→ AIM OF THE TASK:
Within the data beneath, some lines may hold the word "Daily". Give the number of those lines and nothing else.
--------------------
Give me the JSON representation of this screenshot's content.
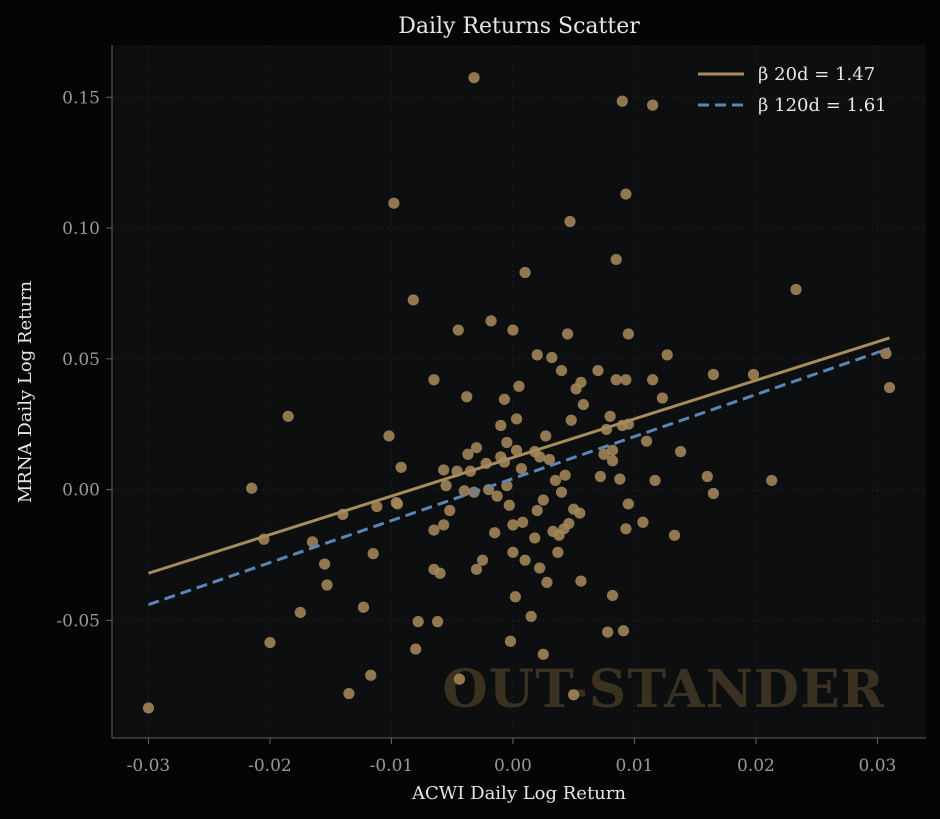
{
  "chart_data": {
    "type": "scatter",
    "title": "Daily Returns Scatter",
    "xlabel": "ACWI Daily Log Return",
    "ylabel": "MRNA Daily Log Return",
    "xlim": [
      -0.033,
      0.034
    ],
    "ylim": [
      -0.095,
      0.17
    ],
    "xticks": [
      -0.03,
      -0.02,
      -0.01,
      0.0,
      0.01,
      0.02,
      0.03
    ],
    "xtick_labels": [
      "-0.03",
      "-0.02",
      "-0.01",
      "0.00",
      "0.01",
      "0.02",
      "0.03"
    ],
    "yticks": [
      -0.05,
      0.0,
      0.05,
      0.1,
      0.15
    ],
    "ytick_labels": [
      "-0.05",
      "0.00",
      "0.05",
      "0.10",
      "0.15"
    ],
    "grid": true,
    "legend_position": "top-right",
    "watermark": "OUT-STANDER",
    "colors": {
      "background": "#050505",
      "plot_background": "#0d0e10",
      "points": "#a4875a",
      "beta20": "#a68b5b",
      "beta120": "#5b86b3",
      "grid": "#1c1e22",
      "spine": "#444444"
    },
    "points": [
      [
        -0.03,
        -0.0835
      ],
      [
        -0.0215,
        0.0005
      ],
      [
        -0.0205,
        -0.019
      ],
      [
        -0.02,
        -0.0585
      ],
      [
        -0.0185,
        0.028
      ],
      [
        -0.0175,
        -0.047
      ],
      [
        -0.0165,
        -0.02
      ],
      [
        -0.0155,
        -0.0285
      ],
      [
        -0.0153,
        -0.0365
      ],
      [
        -0.014,
        -0.0095
      ],
      [
        -0.0135,
        -0.078
      ],
      [
        -0.0123,
        -0.045
      ],
      [
        -0.0117,
        -0.071
      ],
      [
        -0.0115,
        -0.0245
      ],
      [
        -0.0112,
        -0.0065
      ],
      [
        -0.0102,
        0.0205
      ],
      [
        -0.0098,
        0.1095
      ],
      [
        -0.0096,
        -0.005
      ],
      [
        -0.0095,
        -0.0055
      ],
      [
        -0.0092,
        0.0085
      ],
      [
        -0.0082,
        0.0725
      ],
      [
        -0.008,
        -0.061
      ],
      [
        -0.0078,
        -0.0505
      ],
      [
        -0.0065,
        0.042
      ],
      [
        -0.0065,
        -0.0155
      ],
      [
        -0.0065,
        -0.0305
      ],
      [
        -0.0062,
        -0.0505
      ],
      [
        -0.006,
        -0.032
      ],
      [
        -0.0057,
        -0.0135
      ],
      [
        -0.0057,
        0.0075
      ],
      [
        -0.0055,
        0.0015
      ],
      [
        -0.0052,
        -0.008
      ],
      [
        -0.0046,
        0.007
      ],
      [
        -0.0045,
        0.061
      ],
      [
        -0.0044,
        -0.0725
      ],
      [
        -0.004,
        -0.0005
      ],
      [
        -0.0038,
        0.0355
      ],
      [
        -0.0037,
        0.0135
      ],
      [
        -0.0035,
        0.007
      ],
      [
        -0.0032,
        0.1575
      ],
      [
        -0.0032,
        -0.001
      ],
      [
        -0.003,
        0.016
      ],
      [
        -0.003,
        -0.0305
      ],
      [
        -0.0025,
        -0.027
      ],
      [
        -0.0022,
        0.01
      ],
      [
        -0.002,
        0.0
      ],
      [
        -0.0018,
        0.0645
      ],
      [
        -0.0015,
        -0.0165
      ],
      [
        -0.0013,
        -0.0025
      ],
      [
        -0.001,
        0.0125
      ],
      [
        -0.001,
        0.0245
      ],
      [
        -0.0007,
        0.0105
      ],
      [
        -0.0007,
        0.0345
      ],
      [
        -0.0005,
        0.018
      ],
      [
        -0.0005,
        0.0015
      ],
      [
        -0.0003,
        -0.006
      ],
      [
        -0.0002,
        -0.058
      ],
      [
        0.0,
        0.061
      ],
      [
        0.0,
        -0.024
      ],
      [
        0.0,
        -0.0135
      ],
      [
        0.0002,
        -0.041
      ],
      [
        0.0003,
        0.015
      ],
      [
        0.0003,
        0.027
      ],
      [
        0.0005,
        0.0395
      ],
      [
        0.0007,
        0.008
      ],
      [
        0.0008,
        -0.0125
      ],
      [
        0.001,
        0.083
      ],
      [
        0.001,
        -0.027
      ],
      [
        0.0015,
        -0.0485
      ],
      [
        0.0018,
        0.0145
      ],
      [
        0.0018,
        -0.0185
      ],
      [
        0.002,
        0.0515
      ],
      [
        0.002,
        -0.008
      ],
      [
        0.0022,
        0.0125
      ],
      [
        0.0022,
        -0.03
      ],
      [
        0.0025,
        -0.063
      ],
      [
        0.0025,
        -0.004
      ],
      [
        0.0027,
        0.0205
      ],
      [
        0.0028,
        -0.0355
      ],
      [
        0.003,
        0.0115
      ],
      [
        0.0032,
        0.0505
      ],
      [
        0.0033,
        -0.016
      ],
      [
        0.0035,
        0.0035
      ],
      [
        0.0037,
        -0.024
      ],
      [
        0.0038,
        -0.0175
      ],
      [
        0.004,
        0.0455
      ],
      [
        0.004,
        -0.001
      ],
      [
        0.0042,
        -0.015
      ],
      [
        0.0043,
        0.0055
      ],
      [
        0.0045,
        0.0595
      ],
      [
        0.0046,
        -0.013
      ],
      [
        0.0047,
        0.1025
      ],
      [
        0.0048,
        0.0265
      ],
      [
        0.005,
        -0.0785
      ],
      [
        0.005,
        -0.0075
      ],
      [
        0.0052,
        0.0385
      ],
      [
        0.0055,
        -0.009
      ],
      [
        0.0056,
        0.041
      ],
      [
        0.0056,
        -0.035
      ],
      [
        0.0058,
        0.0325
      ],
      [
        0.007,
        0.0455
      ],
      [
        0.0072,
        0.005
      ],
      [
        0.0075,
        0.0135
      ],
      [
        0.0077,
        0.023
      ],
      [
        0.0078,
        -0.0545
      ],
      [
        0.008,
        0.028
      ],
      [
        0.0082,
        0.011
      ],
      [
        0.0082,
        0.015
      ],
      [
        0.0082,
        -0.0405
      ],
      [
        0.0085,
        0.088
      ],
      [
        0.0085,
        0.042
      ],
      [
        0.0088,
        0.004
      ],
      [
        0.009,
        0.0245
      ],
      [
        0.009,
        0.1485
      ],
      [
        0.0091,
        -0.054
      ],
      [
        0.0093,
        0.113
      ],
      [
        0.0093,
        -0.015
      ],
      [
        0.0093,
        0.042
      ],
      [
        0.0095,
        -0.0055
      ],
      [
        0.0095,
        0.025
      ],
      [
        0.0095,
        0.0595
      ],
      [
        0.0107,
        -0.0125
      ],
      [
        0.011,
        0.0185
      ],
      [
        0.0115,
        0.147
      ],
      [
        0.0115,
        0.042
      ],
      [
        0.0117,
        0.0035
      ],
      [
        0.0123,
        0.035
      ],
      [
        0.0127,
        0.0515
      ],
      [
        0.0133,
        -0.0175
      ],
      [
        0.0138,
        0.0145
      ],
      [
        0.016,
        0.005
      ],
      [
        0.0165,
        0.044
      ],
      [
        0.0165,
        -0.0015
      ],
      [
        0.0198,
        0.044
      ],
      [
        0.0213,
        0.0035
      ],
      [
        0.0233,
        0.0765
      ],
      [
        0.0307,
        0.052
      ],
      [
        0.031,
        0.039
      ]
    ],
    "series": [
      {
        "name": "β 20d = 1.47",
        "style": "solid",
        "x": [
          -0.03,
          0.031
        ],
        "y": [
          -0.032,
          0.058
        ]
      },
      {
        "name": "β 120d = 1.61",
        "style": "dashed",
        "x": [
          -0.03,
          0.031
        ],
        "y": [
          -0.044,
          0.054
        ]
      }
    ]
  }
}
--------------------
→ YOUR SOLUTION:
3